■ LISTED ENTRIES:
-=-=-
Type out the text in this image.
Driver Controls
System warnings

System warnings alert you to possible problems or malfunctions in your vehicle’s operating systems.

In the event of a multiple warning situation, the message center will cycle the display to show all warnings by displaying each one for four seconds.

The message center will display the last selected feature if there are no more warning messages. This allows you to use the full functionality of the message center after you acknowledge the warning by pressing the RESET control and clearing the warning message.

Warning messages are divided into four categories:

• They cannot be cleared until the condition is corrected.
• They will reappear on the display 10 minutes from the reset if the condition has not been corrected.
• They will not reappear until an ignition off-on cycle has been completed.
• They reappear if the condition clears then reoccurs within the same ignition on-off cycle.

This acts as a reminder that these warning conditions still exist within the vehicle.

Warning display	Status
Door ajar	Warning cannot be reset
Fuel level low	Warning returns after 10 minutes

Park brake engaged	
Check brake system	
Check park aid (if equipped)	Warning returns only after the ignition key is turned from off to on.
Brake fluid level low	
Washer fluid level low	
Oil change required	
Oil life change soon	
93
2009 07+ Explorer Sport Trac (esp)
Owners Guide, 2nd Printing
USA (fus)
-=-=-
■ STATED PROBLEM: Return every line of the material exactly.

■ COMPLETED TASK:
Type out the text in this image.
Driver Controls
System warnings

System warnings alert you to possible problems or malfunctions in your vehicle’s operating systems.

In the event of a multiple warning situation, the message center will cycle the display to show all warnings by displaying each one for four seconds.

The message center will display the last selected feature if there are no more warning messages. This allows you to use the full functionality of the message center after you acknowledge the warning by pressing the RESET control and clearing the warning message.

Warning messages are divided into four categories:

• They cannot be cleared until the condition is corrected.
• They will reappear on the display 10 minutes from the reset if the condition has not been corrected.
• They will not reappear until an ignition off-on cycle has been completed.
• They reappear if the condition clears then reoccurs within the same ignition on-off cycle.

This acts as a reminder that these warning conditions still exist within the vehicle.

Warning display	Status
Door ajar	Warning cannot be reset
Fuel level low	Warning returns after 10 minutes

Park brake engaged	
Check brake system	
Check park aid (if equipped)	Warning returns only after the ignition key is turned from off to on.
Brake fluid level low	
Washer fluid level low	
Oil change required	
Oil life change soon	
93
2009 07+ Explorer Sport Trac (esp)
Owners Guide, 2nd Printing
USA (fus)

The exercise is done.